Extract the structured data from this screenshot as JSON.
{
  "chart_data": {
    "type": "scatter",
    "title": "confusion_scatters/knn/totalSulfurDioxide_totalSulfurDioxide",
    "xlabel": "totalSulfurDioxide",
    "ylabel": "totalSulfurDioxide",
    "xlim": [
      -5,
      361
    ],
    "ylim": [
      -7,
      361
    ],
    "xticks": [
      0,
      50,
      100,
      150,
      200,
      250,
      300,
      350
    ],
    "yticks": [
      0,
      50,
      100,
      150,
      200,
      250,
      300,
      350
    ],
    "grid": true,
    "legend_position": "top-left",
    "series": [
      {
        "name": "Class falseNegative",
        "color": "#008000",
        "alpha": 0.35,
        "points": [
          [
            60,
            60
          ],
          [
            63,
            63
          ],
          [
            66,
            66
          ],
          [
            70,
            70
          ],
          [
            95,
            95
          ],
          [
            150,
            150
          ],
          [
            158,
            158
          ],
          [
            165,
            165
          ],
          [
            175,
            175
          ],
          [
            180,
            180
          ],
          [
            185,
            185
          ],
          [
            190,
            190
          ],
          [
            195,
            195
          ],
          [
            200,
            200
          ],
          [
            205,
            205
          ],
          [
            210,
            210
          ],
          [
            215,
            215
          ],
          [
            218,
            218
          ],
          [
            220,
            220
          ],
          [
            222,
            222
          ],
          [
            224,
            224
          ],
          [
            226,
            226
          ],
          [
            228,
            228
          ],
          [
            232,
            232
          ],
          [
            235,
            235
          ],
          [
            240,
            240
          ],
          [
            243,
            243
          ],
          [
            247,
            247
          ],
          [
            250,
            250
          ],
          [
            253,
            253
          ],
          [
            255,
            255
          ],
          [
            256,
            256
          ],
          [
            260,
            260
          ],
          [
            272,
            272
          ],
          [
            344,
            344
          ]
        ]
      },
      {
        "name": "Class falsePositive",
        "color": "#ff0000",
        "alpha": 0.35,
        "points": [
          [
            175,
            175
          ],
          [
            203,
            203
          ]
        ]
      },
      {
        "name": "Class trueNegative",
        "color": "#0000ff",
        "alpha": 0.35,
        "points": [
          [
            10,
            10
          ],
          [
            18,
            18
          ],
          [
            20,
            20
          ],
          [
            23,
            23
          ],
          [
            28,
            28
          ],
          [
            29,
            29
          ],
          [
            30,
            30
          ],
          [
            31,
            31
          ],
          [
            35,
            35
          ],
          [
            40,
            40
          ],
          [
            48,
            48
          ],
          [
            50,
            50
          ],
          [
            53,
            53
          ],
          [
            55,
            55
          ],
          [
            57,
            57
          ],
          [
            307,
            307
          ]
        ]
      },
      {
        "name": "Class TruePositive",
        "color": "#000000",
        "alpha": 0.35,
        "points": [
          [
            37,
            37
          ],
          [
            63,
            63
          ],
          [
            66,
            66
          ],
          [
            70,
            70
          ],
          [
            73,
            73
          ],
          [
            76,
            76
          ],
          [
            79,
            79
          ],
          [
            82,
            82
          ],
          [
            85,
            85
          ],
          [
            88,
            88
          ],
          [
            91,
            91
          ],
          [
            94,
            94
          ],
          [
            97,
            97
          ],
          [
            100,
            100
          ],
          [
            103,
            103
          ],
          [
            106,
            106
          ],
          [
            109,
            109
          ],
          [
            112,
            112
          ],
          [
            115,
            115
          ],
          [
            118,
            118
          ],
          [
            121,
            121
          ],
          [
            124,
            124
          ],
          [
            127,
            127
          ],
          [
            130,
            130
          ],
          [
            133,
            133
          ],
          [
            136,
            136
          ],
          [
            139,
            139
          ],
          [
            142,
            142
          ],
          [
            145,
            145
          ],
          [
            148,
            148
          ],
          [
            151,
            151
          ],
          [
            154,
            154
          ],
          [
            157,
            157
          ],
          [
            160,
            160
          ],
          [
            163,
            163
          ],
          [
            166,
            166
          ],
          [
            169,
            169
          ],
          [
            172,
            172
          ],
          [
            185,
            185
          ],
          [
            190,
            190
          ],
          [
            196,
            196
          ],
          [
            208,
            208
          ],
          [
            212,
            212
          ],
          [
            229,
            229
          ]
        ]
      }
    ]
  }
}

Task to complete
Each entry must be reproduced verbatim.

Reply
Extract the structured data from this screenshot as JSON.
{
  "chart_data": {
    "type": "scatter",
    "title": "confusion_scatters/knn/totalSulfurDioxide_totalSulfurDioxide",
    "xlabel": "totalSulfurDioxide",
    "ylabel": "totalSulfurDioxide",
    "xlim": [
      -5,
      361
    ],
    "ylim": [
      -7,
      361
    ],
    "xticks": [
      0,
      50,
      100,
      150,
      200,
      250,
      300,
      350
    ],
    "yticks": [
      0,
      50,
      100,
      150,
      200,
      250,
      300,
      350
    ],
    "grid": true,
    "legend_position": "top-left",
    "series": [
      {
        "name": "Class falseNegative",
        "color": "#008000",
        "alpha": 0.35,
        "points": [
          [
            60,
            60
          ],
          [
            63,
            63
          ],
          [
            66,
            66
          ],
          [
            70,
            70
          ],
          [
            95,
            95
          ],
          [
            150,
            150
          ],
          [
            158,
            158
          ],
          [
            165,
            165
          ],
          [
            175,
            175
          ],
          [
            180,
            180
          ],
          [
            185,
            185
          ],
          [
            190,
            190
          ],
          [
            195,
            195
          ],
          [
            200,
            200
          ],
          [
            205,
            205
          ],
          [
            210,
            210
          ],
          [
            215,
            215
          ],
          [
            218,
            218
          ],
          [
            220,
            220
          ],
          [
            222,
            222
          ],
          [
            224,
            224
          ],
          [
            226,
            226
          ],
          [
            228,
            228
          ],
          [
            232,
            232
          ],
          [
            235,
            235
          ],
          [
            240,
            240
          ],
          [
            243,
            243
          ],
          [
            247,
            247
          ],
          [
            250,
            250
          ],
          [
            253,
            253
          ],
          [
            255,
            255
          ],
          [
            256,
            256
          ],
          [
            260,
            260
          ],
          [
            272,
            272
          ],
          [
            344,
            344
          ]
        ]
      },
      {
        "name": "Class falsePositive",
        "color": "#ff0000",
        "alpha": 0.35,
        "points": [
          [
            175,
            175
          ],
          [
            203,
            203
          ]
        ]
      },
      {
        "name": "Class trueNegative",
        "color": "#0000ff",
        "alpha": 0.35,
        "points": [
          [
            10,
            10
          ],
          [
            18,
            18
          ],
          [
            20,
            20
          ],
          [
            23,
            23
          ],
          [
            28,
            28
          ],
          [
            29,
            29
          ],
          [
            30,
            30
          ],
          [
            31,
            31
          ],
          [
            35,
            35
          ],
          [
            40,
            40
          ],
          [
            48,
            48
          ],
          [
            50,
            50
          ],
          [
            53,
            53
          ],
          [
            55,
            55
          ],
          [
            57,
            57
          ],
          [
            307,
            307
          ]
        ]
      },
      {
        "name": "Class TruePositive",
        "color": "#000000",
        "alpha": 0.35,
        "points": [
          [
            37,
            37
          ],
          [
            63,
            63
          ],
          [
            66,
            66
          ],
          [
            70,
            70
          ],
          [
            73,
            73
          ],
          [
            76,
            76
          ],
          [
            79,
            79
          ],
          [
            82,
            82
          ],
          [
            85,
            85
          ],
          [
            88,
            88
          ],
          [
            91,
            91
          ],
          [
            94,
            94
          ],
          [
            97,
            97
          ],
          [
            100,
            100
          ],
          [
            103,
            103
          ],
          [
            106,
            106
          ],
          [
            109,
            109
          ],
          [
            112,
            112
          ],
          [
            115,
            115
          ],
          [
            118,
            118
          ],
          [
            121,
            121
          ],
          [
            124,
            124
          ],
          [
            127,
            127
          ],
          [
            130,
            130
          ],
          [
            133,
            133
          ],
          [
            136,
            136
          ],
          [
            139,
            139
          ],
          [
            142,
            142
          ],
          [
            145,
            145
          ],
          [
            148,
            148
          ],
          [
            151,
            151
          ],
          [
            154,
            154
          ],
          [
            157,
            157
          ],
          [
            160,
            160
          ],
          [
            163,
            163
          ],
          [
            166,
            166
          ],
          [
            169,
            169
          ],
          [
            172,
            172
          ],
          [
            185,
            185
          ],
          [
            190,
            190
          ],
          [
            196,
            196
          ],
          [
            208,
            208
          ],
          [
            212,
            212
          ],
          [
            229,
            229
          ]
        ]
      }
    ]
  }
}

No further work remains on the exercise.